### Written problem
Pull each line holding the word "EOMIN" from the data.

### Data entries
# # # # #

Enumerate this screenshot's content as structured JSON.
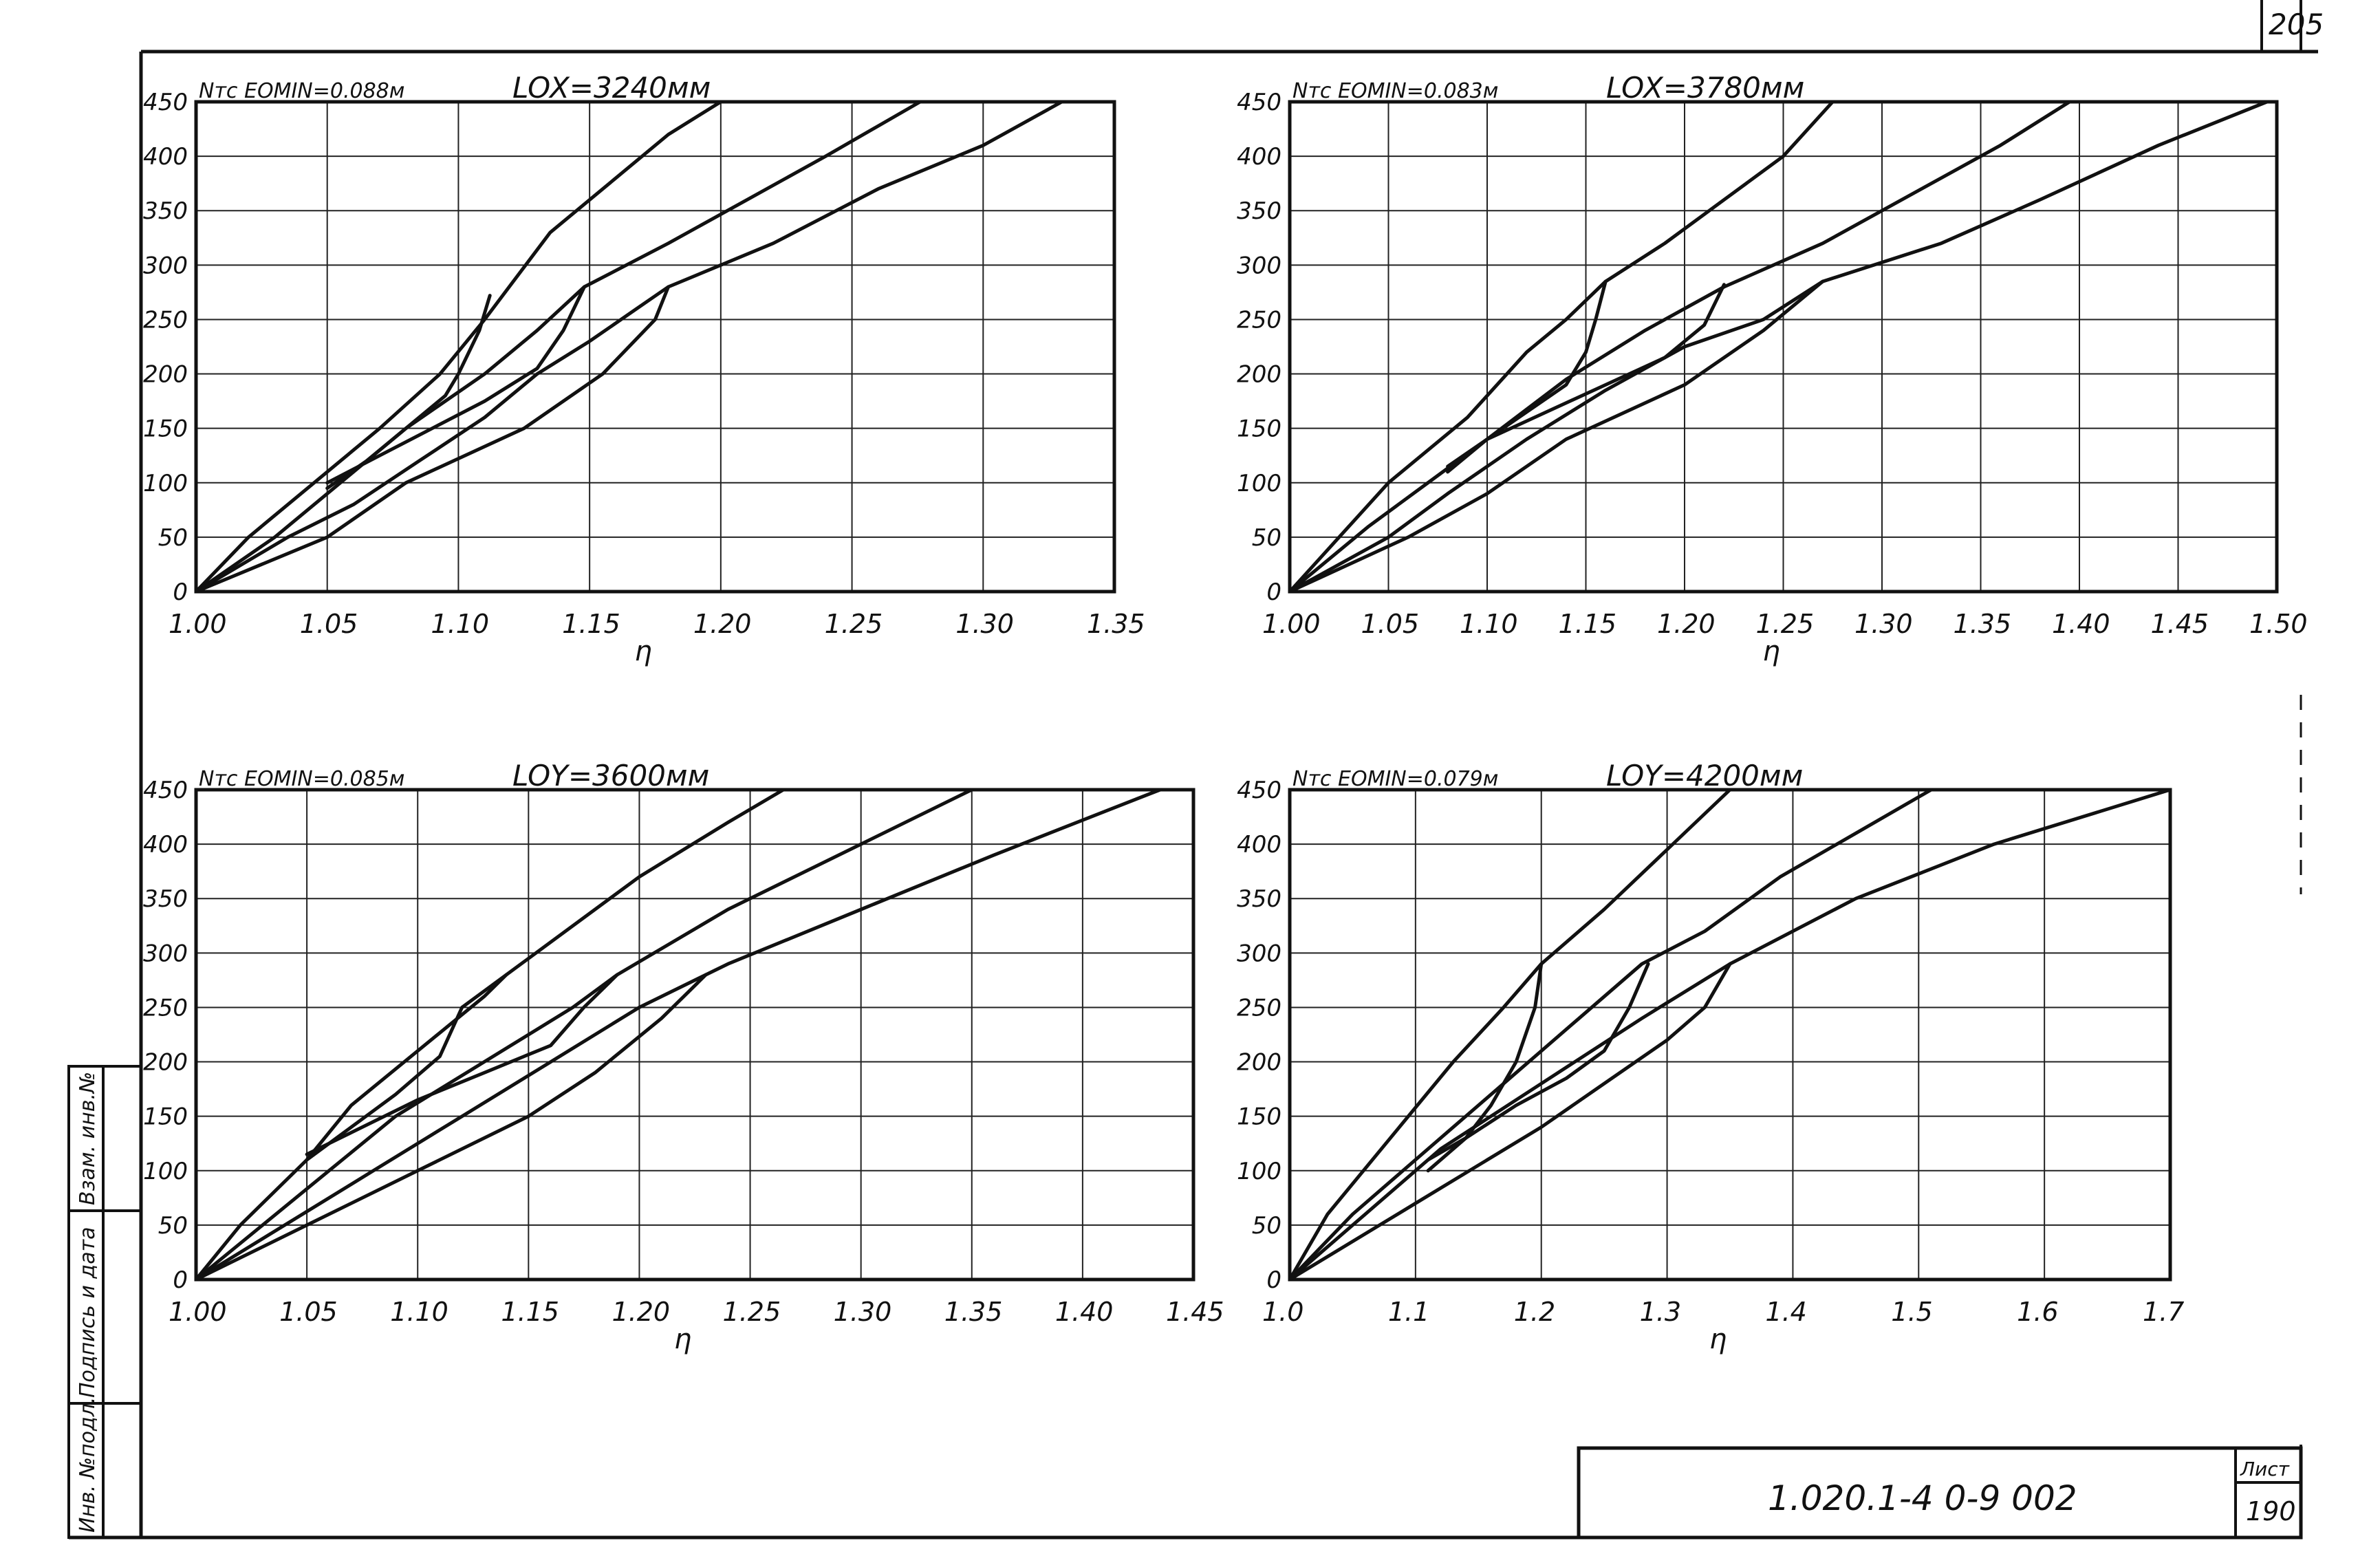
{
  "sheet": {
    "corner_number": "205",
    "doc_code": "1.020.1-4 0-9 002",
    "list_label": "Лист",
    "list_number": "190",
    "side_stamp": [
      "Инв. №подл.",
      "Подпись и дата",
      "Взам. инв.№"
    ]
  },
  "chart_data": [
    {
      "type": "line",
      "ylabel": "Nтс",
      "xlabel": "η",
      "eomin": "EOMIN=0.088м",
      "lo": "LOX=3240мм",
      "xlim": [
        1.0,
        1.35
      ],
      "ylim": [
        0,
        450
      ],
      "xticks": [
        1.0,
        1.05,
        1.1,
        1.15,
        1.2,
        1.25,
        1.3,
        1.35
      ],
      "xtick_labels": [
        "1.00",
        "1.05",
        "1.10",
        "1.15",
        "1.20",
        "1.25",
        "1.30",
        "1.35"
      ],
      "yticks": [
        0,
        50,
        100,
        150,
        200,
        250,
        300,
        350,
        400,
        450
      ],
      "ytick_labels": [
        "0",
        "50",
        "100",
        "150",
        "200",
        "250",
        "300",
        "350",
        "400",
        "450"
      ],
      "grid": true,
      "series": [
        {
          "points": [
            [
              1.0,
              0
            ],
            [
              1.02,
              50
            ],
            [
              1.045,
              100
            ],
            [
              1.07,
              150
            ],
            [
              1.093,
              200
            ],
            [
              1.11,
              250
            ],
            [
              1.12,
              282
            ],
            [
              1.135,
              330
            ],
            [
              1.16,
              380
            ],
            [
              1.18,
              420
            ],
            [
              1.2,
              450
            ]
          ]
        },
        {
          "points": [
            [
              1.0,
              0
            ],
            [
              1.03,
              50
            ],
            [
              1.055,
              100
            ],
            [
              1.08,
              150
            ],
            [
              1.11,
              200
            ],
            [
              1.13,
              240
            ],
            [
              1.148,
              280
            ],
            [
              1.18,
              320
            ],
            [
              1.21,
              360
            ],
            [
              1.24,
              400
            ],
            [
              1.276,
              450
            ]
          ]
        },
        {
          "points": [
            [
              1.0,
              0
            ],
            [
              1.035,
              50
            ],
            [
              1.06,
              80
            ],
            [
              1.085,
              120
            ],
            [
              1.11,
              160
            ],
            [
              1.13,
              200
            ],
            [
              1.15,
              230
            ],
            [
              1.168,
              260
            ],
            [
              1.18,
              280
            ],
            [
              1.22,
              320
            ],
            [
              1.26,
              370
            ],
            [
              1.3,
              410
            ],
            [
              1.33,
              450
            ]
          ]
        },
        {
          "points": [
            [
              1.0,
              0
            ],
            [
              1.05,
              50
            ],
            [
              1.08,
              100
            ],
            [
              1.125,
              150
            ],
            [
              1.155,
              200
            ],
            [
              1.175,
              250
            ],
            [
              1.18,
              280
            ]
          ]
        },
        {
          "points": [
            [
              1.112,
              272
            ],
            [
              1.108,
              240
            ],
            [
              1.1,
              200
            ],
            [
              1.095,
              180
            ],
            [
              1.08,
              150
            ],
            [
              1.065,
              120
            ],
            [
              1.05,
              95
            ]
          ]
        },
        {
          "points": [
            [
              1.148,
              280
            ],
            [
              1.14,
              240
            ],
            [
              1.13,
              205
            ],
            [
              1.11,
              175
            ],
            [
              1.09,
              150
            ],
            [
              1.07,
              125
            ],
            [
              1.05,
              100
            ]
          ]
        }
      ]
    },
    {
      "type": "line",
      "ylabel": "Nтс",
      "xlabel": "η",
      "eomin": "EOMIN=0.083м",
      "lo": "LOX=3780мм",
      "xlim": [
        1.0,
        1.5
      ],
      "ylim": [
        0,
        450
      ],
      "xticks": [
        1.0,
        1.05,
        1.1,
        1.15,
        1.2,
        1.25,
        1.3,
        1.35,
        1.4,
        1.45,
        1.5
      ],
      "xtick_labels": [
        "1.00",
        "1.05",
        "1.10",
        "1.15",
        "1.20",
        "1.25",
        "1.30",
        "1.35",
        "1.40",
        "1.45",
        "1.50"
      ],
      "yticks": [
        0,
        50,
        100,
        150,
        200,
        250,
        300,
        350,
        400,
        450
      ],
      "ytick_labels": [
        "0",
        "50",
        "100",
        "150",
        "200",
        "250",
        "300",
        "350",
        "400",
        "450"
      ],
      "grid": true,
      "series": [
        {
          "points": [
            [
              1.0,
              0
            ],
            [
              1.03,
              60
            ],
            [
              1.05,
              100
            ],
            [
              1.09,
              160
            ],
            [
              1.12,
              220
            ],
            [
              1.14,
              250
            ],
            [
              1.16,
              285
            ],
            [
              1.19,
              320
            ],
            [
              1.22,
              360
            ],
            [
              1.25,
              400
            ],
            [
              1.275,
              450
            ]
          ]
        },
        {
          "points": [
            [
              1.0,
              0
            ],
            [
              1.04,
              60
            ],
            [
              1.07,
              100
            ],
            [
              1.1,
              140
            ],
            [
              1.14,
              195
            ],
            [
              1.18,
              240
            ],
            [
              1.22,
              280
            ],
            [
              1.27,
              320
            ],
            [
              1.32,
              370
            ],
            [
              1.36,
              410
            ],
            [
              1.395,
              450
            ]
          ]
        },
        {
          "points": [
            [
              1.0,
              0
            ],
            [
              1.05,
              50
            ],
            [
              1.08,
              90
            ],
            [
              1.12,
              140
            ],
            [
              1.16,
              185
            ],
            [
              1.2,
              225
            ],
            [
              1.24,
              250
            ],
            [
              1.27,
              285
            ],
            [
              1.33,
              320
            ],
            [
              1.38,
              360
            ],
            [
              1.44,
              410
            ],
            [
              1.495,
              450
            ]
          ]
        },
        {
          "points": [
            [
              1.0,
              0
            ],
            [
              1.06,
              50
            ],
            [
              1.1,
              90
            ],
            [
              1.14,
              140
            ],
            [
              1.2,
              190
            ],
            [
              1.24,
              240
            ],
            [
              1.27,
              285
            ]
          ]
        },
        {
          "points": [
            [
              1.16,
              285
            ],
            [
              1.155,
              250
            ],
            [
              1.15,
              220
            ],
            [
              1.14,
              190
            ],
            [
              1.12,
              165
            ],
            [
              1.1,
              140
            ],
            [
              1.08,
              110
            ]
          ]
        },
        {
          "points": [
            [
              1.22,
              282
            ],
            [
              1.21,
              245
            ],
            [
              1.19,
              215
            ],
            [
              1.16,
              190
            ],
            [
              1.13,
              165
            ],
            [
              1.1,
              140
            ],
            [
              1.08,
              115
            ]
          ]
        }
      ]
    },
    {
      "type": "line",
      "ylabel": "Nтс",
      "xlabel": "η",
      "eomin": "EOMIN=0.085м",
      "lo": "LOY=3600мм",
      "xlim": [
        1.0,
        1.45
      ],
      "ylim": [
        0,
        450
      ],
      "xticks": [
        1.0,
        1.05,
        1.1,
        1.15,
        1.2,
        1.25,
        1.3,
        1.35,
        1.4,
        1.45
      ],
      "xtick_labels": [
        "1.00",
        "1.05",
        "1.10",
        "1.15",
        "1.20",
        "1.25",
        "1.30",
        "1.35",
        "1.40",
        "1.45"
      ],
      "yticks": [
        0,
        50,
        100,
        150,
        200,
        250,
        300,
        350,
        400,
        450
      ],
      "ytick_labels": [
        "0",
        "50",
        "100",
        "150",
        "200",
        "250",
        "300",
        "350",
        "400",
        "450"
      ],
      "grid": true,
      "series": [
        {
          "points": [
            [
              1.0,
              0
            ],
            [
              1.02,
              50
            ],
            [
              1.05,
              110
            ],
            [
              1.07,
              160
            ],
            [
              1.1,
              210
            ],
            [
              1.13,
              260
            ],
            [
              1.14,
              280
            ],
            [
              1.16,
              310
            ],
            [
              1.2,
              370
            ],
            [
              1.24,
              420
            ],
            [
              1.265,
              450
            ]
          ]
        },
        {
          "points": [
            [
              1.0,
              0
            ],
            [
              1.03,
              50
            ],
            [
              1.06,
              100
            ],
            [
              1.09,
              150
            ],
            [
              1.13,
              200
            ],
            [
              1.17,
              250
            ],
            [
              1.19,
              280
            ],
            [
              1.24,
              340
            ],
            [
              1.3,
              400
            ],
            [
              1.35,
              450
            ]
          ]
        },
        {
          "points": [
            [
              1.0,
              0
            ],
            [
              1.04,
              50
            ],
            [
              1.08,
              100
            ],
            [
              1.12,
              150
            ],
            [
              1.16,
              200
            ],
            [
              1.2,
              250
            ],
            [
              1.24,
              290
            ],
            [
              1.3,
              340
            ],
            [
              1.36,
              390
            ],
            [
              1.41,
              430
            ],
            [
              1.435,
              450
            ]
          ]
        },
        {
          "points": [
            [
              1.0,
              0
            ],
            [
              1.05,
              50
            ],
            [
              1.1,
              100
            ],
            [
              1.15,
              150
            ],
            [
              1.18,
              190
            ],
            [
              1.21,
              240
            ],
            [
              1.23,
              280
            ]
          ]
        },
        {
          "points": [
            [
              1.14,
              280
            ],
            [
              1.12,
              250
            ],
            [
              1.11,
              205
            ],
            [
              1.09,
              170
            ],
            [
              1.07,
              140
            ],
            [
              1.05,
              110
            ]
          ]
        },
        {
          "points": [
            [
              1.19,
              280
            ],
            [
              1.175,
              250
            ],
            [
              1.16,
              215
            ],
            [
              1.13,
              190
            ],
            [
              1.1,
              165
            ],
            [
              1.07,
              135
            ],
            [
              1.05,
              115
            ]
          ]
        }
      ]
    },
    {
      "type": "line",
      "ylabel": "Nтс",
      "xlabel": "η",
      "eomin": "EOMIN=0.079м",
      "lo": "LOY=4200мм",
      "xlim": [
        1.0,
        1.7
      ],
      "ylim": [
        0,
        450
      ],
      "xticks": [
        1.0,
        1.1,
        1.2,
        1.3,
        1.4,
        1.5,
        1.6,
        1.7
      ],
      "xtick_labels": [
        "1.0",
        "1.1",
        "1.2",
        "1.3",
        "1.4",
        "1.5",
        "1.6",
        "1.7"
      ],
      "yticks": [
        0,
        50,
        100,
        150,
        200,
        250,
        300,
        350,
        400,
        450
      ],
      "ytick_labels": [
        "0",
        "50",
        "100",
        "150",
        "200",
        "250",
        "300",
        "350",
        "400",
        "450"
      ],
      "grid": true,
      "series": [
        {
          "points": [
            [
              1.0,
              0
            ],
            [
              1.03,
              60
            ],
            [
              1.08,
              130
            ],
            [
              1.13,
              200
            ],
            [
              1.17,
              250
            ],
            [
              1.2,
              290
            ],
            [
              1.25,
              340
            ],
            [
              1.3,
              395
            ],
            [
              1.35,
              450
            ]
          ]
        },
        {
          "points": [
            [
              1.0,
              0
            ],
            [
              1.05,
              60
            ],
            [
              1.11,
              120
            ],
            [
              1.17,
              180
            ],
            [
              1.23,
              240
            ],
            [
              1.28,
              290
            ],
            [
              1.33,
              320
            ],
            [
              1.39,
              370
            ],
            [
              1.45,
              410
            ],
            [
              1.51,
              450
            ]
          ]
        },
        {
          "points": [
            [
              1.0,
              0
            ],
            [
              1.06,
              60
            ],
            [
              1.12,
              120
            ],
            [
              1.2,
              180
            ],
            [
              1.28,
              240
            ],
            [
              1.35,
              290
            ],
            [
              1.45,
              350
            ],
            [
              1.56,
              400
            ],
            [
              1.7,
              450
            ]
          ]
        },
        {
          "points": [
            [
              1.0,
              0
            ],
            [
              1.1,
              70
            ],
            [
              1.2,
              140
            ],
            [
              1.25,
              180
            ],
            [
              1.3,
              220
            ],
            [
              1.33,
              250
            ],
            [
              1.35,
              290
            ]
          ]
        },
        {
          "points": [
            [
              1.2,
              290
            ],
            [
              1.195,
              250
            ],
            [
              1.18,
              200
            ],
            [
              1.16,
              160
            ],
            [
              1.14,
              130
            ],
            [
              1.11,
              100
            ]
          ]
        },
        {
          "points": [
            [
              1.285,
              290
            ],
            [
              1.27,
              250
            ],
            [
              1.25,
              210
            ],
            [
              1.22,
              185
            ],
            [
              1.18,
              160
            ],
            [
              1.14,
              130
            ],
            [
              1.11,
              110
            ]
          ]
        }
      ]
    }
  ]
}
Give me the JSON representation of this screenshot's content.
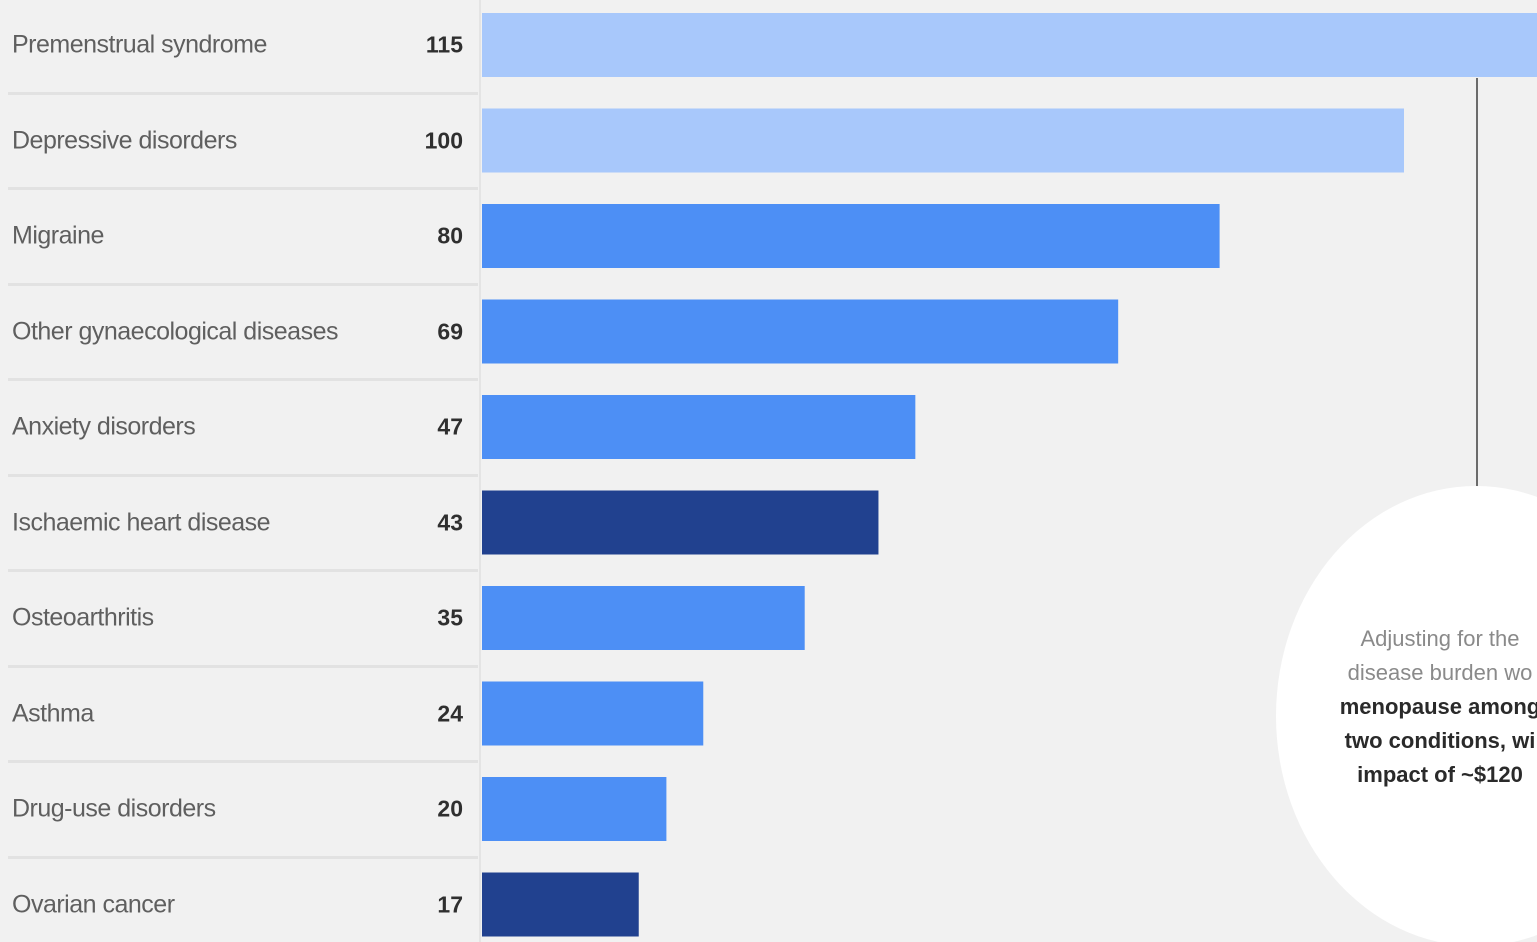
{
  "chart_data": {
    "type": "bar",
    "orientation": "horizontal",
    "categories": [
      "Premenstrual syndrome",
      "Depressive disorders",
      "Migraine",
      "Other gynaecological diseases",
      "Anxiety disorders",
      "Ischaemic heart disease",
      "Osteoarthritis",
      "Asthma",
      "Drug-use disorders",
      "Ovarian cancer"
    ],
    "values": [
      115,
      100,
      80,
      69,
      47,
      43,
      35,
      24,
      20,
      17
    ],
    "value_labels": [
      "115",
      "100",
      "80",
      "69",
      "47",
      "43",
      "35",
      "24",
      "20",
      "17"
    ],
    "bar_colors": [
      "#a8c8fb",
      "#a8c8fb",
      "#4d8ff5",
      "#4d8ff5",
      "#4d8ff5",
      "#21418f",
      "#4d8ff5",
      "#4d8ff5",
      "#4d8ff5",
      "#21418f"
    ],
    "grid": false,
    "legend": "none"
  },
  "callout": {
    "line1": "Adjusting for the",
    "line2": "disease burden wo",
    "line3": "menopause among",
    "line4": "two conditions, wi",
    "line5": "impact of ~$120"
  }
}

# # # # #

### Reply to the task
      "eomin": "EOMIN=0.088м",
      "eomin": "EOMIN=0.083м",
      "eomin": "EOMIN=0.085м",
      "eomin": "EOMIN=0.079м",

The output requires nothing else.